TASK BRIEF: Present each line of the entries below that holds the word "JSON".

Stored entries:
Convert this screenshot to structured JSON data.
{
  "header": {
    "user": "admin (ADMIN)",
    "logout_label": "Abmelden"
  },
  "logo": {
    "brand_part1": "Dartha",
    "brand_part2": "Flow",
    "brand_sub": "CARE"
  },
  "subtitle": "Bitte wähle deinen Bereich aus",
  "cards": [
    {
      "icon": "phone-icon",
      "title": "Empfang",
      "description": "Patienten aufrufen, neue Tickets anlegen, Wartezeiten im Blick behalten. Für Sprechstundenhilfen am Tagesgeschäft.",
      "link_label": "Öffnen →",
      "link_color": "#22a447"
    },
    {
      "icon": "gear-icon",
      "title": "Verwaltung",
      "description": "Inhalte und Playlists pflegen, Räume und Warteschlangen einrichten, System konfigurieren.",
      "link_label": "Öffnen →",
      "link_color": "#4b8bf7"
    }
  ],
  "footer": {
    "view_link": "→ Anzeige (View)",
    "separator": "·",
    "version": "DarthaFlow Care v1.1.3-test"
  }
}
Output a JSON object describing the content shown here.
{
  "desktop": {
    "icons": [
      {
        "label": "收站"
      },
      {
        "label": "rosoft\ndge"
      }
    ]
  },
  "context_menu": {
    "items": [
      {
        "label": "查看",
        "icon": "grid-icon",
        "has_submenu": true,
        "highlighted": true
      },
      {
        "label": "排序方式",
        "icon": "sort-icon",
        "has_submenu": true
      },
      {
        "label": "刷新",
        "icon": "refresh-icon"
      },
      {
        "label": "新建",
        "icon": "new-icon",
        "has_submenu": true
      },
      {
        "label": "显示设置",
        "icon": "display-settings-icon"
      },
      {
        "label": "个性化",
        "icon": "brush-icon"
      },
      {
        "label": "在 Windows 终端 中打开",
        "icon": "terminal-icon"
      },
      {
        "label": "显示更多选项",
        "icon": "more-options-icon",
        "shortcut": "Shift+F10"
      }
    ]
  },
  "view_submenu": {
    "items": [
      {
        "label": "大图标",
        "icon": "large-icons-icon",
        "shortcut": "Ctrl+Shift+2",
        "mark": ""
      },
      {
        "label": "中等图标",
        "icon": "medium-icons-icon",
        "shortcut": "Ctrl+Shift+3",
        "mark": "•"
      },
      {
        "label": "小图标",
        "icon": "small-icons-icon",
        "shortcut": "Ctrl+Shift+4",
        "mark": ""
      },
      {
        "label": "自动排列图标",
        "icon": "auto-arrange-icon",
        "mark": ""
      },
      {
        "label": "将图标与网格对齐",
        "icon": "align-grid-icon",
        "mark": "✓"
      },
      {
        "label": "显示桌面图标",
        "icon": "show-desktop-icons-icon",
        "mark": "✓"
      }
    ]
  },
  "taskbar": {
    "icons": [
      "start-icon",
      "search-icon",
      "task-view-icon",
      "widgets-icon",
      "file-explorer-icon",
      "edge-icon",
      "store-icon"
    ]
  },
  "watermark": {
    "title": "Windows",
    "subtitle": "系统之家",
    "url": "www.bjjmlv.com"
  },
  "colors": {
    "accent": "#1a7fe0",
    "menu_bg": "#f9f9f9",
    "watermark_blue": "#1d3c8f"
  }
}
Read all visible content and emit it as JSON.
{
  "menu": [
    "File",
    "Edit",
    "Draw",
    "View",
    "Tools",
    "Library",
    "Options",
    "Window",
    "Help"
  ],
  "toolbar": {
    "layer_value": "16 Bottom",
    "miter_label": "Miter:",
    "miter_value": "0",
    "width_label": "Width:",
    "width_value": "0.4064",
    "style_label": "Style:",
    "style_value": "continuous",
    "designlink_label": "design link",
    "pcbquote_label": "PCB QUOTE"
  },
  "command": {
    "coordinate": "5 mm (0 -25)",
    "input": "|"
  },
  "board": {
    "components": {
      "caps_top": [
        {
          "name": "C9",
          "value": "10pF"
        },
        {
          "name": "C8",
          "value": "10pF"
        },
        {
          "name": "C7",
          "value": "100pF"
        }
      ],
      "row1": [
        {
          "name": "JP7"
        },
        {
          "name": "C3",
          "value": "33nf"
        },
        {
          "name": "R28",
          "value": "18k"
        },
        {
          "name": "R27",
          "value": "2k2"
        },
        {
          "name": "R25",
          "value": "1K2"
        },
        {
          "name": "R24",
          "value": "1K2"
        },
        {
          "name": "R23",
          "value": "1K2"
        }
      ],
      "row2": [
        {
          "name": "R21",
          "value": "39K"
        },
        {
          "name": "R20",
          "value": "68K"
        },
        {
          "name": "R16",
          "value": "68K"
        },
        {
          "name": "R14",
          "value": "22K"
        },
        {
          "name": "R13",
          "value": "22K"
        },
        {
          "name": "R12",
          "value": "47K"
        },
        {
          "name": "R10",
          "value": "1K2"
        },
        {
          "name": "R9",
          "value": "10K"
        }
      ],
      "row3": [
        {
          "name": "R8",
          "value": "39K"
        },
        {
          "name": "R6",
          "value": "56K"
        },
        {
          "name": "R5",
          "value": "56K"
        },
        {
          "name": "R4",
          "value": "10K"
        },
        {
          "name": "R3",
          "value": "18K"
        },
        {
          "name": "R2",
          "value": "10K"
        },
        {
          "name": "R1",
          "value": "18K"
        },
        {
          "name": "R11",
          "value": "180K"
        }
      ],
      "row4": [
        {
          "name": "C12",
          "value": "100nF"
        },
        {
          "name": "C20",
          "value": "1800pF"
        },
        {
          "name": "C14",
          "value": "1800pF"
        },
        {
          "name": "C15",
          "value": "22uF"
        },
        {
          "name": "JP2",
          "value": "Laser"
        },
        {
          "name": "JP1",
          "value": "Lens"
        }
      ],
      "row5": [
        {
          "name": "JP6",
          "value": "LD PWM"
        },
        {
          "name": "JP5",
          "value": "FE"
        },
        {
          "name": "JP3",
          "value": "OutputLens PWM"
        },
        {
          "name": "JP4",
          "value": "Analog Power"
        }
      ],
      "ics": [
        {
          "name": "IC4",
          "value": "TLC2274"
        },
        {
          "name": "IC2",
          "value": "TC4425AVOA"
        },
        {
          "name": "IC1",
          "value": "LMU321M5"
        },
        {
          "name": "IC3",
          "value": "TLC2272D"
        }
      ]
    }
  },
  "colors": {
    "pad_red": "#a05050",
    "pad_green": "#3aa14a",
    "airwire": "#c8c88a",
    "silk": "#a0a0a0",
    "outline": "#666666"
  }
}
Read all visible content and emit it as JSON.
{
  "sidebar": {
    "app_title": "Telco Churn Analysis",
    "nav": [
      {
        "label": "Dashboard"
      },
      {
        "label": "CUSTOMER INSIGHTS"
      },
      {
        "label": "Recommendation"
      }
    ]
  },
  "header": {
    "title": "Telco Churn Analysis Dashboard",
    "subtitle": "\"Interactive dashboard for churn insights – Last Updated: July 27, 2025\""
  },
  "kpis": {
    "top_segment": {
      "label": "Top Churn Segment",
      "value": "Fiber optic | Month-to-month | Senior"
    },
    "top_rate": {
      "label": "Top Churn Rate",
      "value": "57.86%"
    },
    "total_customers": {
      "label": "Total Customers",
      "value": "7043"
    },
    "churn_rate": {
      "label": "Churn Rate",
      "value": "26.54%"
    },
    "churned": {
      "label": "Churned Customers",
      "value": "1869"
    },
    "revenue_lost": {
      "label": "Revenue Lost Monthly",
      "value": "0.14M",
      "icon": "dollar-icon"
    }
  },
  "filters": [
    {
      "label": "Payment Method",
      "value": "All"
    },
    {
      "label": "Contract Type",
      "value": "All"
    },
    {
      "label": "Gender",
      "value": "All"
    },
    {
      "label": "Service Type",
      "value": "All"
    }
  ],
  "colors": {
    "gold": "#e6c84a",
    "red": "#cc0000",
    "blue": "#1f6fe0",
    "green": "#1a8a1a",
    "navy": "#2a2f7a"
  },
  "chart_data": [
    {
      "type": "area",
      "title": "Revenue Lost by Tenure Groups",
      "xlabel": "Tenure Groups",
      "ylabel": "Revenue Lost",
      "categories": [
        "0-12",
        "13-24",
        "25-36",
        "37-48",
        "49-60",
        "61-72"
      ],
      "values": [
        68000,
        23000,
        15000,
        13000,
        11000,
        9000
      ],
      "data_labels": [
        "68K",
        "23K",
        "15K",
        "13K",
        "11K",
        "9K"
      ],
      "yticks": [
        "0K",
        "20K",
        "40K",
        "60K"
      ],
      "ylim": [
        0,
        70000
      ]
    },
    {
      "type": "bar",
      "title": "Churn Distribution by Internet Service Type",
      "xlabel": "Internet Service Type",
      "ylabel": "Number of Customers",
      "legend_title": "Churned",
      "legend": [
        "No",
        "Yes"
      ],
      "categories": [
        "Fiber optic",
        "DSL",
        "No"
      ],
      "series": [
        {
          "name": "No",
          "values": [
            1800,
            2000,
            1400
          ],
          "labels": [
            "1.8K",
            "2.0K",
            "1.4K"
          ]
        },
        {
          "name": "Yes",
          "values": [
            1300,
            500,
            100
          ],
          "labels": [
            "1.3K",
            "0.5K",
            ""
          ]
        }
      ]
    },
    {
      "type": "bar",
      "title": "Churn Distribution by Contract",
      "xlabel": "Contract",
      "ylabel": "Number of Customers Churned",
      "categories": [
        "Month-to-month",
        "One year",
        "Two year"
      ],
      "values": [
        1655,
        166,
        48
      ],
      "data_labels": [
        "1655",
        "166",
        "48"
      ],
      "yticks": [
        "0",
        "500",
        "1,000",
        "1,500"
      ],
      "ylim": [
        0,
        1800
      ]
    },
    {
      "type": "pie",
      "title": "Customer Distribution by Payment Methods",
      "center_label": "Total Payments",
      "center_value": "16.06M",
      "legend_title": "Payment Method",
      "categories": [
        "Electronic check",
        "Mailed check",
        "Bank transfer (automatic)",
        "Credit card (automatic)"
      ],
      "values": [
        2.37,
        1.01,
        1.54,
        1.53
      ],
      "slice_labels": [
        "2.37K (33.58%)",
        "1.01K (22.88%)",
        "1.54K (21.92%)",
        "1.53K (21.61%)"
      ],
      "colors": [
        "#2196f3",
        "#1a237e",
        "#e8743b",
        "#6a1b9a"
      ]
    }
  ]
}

CORRECT RESPONSE:
Convert this screenshot to structured JSON data.
Output a JSON object describing the content shown here.
Read all visible content and emit it as JSON.
Read all visible content and emit it as JSON.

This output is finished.